▶ _What is being asked_: Without the pictures, give the entries below again exactly as written.

* begin Supplied data *

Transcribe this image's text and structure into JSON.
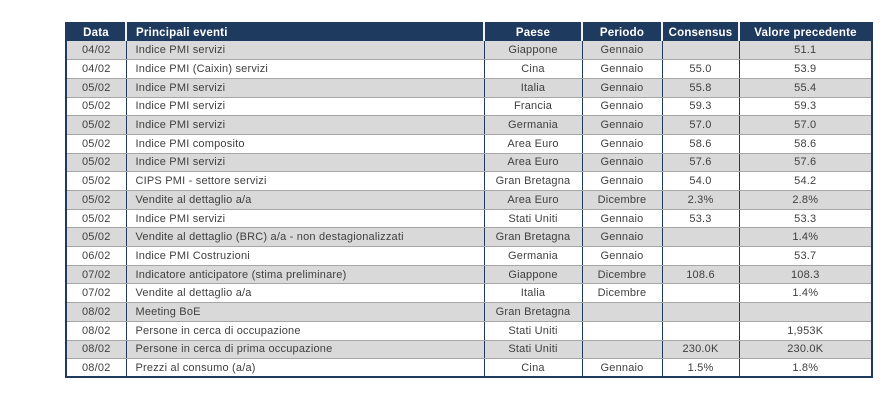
{
  "table": {
    "columns": {
      "data": "Data",
      "evento": "Principali eventi",
      "paese": "Paese",
      "periodo": "Periodo",
      "consensus": "Consensus",
      "valore": "Valore precedente"
    },
    "rows": [
      {
        "data": "04/02",
        "evento": "Indice PMI servizi",
        "paese": "Giappone",
        "periodo": "Gennaio",
        "consensus": "",
        "valore": "51.1"
      },
      {
        "data": "04/02",
        "evento": "Indice PMI (Caixin) servizi",
        "paese": "Cina",
        "periodo": "Gennaio",
        "consensus": "55.0",
        "valore": "53.9"
      },
      {
        "data": "05/02",
        "evento": "Indice PMI servizi",
        "paese": "Italia",
        "periodo": "Gennaio",
        "consensus": "55.8",
        "valore": "55.4"
      },
      {
        "data": "05/02",
        "evento": "Indice PMI servizi",
        "paese": "Francia",
        "periodo": "Gennaio",
        "consensus": "59.3",
        "valore": "59.3"
      },
      {
        "data": "05/02",
        "evento": "Indice PMI servizi",
        "paese": "Germania",
        "periodo": "Gennaio",
        "consensus": "57.0",
        "valore": "57.0"
      },
      {
        "data": "05/02",
        "evento": "Indice PMI composito",
        "paese": "Area Euro",
        "periodo": "Gennaio",
        "consensus": "58.6",
        "valore": "58.6"
      },
      {
        "data": "05/02",
        "evento": "Indice PMI servizi",
        "paese": "Area Euro",
        "periodo": "Gennaio",
        "consensus": "57.6",
        "valore": "57.6"
      },
      {
        "data": "05/02",
        "evento": "CIPS PMI - settore servizi",
        "paese": "Gran Bretagna",
        "periodo": "Gennaio",
        "consensus": "54.0",
        "valore": "54.2"
      },
      {
        "data": "05/02",
        "evento": "Vendite al dettaglio a/a",
        "paese": "Area Euro",
        "periodo": "Dicembre",
        "consensus": "2.3%",
        "valore": "2.8%"
      },
      {
        "data": "05/02",
        "evento": "Indice PMI servizi",
        "paese": "Stati Uniti",
        "periodo": "Gennaio",
        "consensus": "53.3",
        "valore": "53.3"
      },
      {
        "data": "05/02",
        "evento": "Vendite al dettaglio (BRC)  a/a - non destagionalizzati",
        "paese": "Gran Bretagna",
        "periodo": "Gennaio",
        "consensus": "",
        "valore": "1.4%"
      },
      {
        "data": "06/02",
        "evento": "Indice PMI  Costruzioni",
        "paese": "Germania",
        "periodo": "Gennaio",
        "consensus": "",
        "valore": "53.7"
      },
      {
        "data": "07/02",
        "evento": "Indicatore anticipatore (stima preliminare)",
        "paese": "Giappone",
        "periodo": "Dicembre",
        "consensus": "108.6",
        "valore": "108.3"
      },
      {
        "data": "07/02",
        "evento": "Vendite al dettaglio a/a",
        "paese": "Italia",
        "periodo": "Dicembre",
        "consensus": "",
        "valore": "1.4%"
      },
      {
        "data": "08/02",
        "evento": "Meeting BoE",
        "paese": "Gran Bretagna",
        "periodo": "",
        "consensus": "",
        "valore": ""
      },
      {
        "data": "08/02",
        "evento": "Persone in cerca di occupazione",
        "paese": "Stati Uniti",
        "periodo": "",
        "consensus": "",
        "valore": "1,953K"
      },
      {
        "data": "08/02",
        "evento": "Persone in cerca di prima occupazione",
        "paese": "Stati Uniti",
        "periodo": "",
        "consensus": "230.0K",
        "valore": "230.0K"
      },
      {
        "data": "08/02",
        "evento": "Prezzi al consumo   (a/a)",
        "paese": "Cina",
        "periodo": "Gennaio",
        "consensus": "1.5%",
        "valore": "1.8%"
      }
    ]
  },
  "colors": {
    "header_bg": "#1e3a5f",
    "header_text": "#ffffff",
    "row_alt_bg": "#d9d9d9",
    "row_bg": "#ffffff",
    "body_text": "#3f3f3f",
    "grid_vertical": "#1e3a5f",
    "grid_horizontal": "#a6a6a6"
  }
}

* end Supplied data *

▶ _Response for this exercise_:
Transcribe this image's text and structure into JSON.
{
  "table": {
    "columns": {
      "data": "Data",
      "evento": "Principali eventi",
      "paese": "Paese",
      "periodo": "Periodo",
      "consensus": "Consensus",
      "valore": "Valore precedente"
    },
    "rows": [
      {
        "data": "04/02",
        "evento": "Indice PMI servizi",
        "paese": "Giappone",
        "periodo": "Gennaio",
        "consensus": "",
        "valore": "51.1"
      },
      {
        "data": "04/02",
        "evento": "Indice PMI (Caixin) servizi",
        "paese": "Cina",
        "periodo": "Gennaio",
        "consensus": "55.0",
        "valore": "53.9"
      },
      {
        "data": "05/02",
        "evento": "Indice PMI servizi",
        "paese": "Italia",
        "periodo": "Gennaio",
        "consensus": "55.8",
        "valore": "55.4"
      },
      {
        "data": "05/02",
        "evento": "Indice PMI servizi",
        "paese": "Francia",
        "periodo": "Gennaio",
        "consensus": "59.3",
        "valore": "59.3"
      },
      {
        "data": "05/02",
        "evento": "Indice PMI servizi",
        "paese": "Germania",
        "periodo": "Gennaio",
        "consensus": "57.0",
        "valore": "57.0"
      },
      {
        "data": "05/02",
        "evento": "Indice PMI composito",
        "paese": "Area Euro",
        "periodo": "Gennaio",
        "consensus": "58.6",
        "valore": "58.6"
      },
      {
        "data": "05/02",
        "evento": "Indice PMI servizi",
        "paese": "Area Euro",
        "periodo": "Gennaio",
        "consensus": "57.6",
        "valore": "57.6"
      },
      {
        "data": "05/02",
        "evento": "CIPS PMI - settore servizi",
        "paese": "Gran Bretagna",
        "periodo": "Gennaio",
        "consensus": "54.0",
        "valore": "54.2"
      },
      {
        "data": "05/02",
        "evento": "Vendite al dettaglio a/a",
        "paese": "Area Euro",
        "periodo": "Dicembre",
        "consensus": "2.3%",
        "valore": "2.8%"
      },
      {
        "data": "05/02",
        "evento": "Indice PMI servizi",
        "paese": "Stati Uniti",
        "periodo": "Gennaio",
        "consensus": "53.3",
        "valore": "53.3"
      },
      {
        "data": "05/02",
        "evento": "Vendite al dettaglio (BRC)  a/a - non destagionalizzati",
        "paese": "Gran Bretagna",
        "periodo": "Gennaio",
        "consensus": "",
        "valore": "1.4%"
      },
      {
        "data": "06/02",
        "evento": "Indice PMI  Costruzioni",
        "paese": "Germania",
        "periodo": "Gennaio",
        "consensus": "",
        "valore": "53.7"
      },
      {
        "data": "07/02",
        "evento": "Indicatore anticipatore (stima preliminare)",
        "paese": "Giappone",
        "periodo": "Dicembre",
        "consensus": "108.6",
        "valore": "108.3"
      },
      {
        "data": "07/02",
        "evento": "Vendite al dettaglio a/a",
        "paese": "Italia",
        "periodo": "Dicembre",
        "consensus": "",
        "valore": "1.4%"
      },
      {
        "data": "08/02",
        "evento": "Meeting BoE",
        "paese": "Gran Bretagna",
        "periodo": "",
        "consensus": "",
        "valore": ""
      },
      {
        "data": "08/02",
        "evento": "Persone in cerca di occupazione",
        "paese": "Stati Uniti",
        "periodo": "",
        "consensus": "",
        "valore": "1,953K"
      },
      {
        "data": "08/02",
        "evento": "Persone in cerca di prima occupazione",
        "paese": "Stati Uniti",
        "periodo": "",
        "consensus": "230.0K",
        "valore": "230.0K"
      },
      {
        "data": "08/02",
        "evento": "Prezzi al consumo   (a/a)",
        "paese": "Cina",
        "periodo": "Gennaio",
        "consensus": "1.5%",
        "valore": "1.8%"
      }
    ]
  },
  "colors": {
    "header_bg": "#1e3a5f",
    "header_text": "#ffffff",
    "row_alt_bg": "#d9d9d9",
    "row_bg": "#ffffff",
    "body_text": "#3f3f3f",
    "grid_vertical": "#1e3a5f",
    "grid_horizontal": "#a6a6a6"
  }
}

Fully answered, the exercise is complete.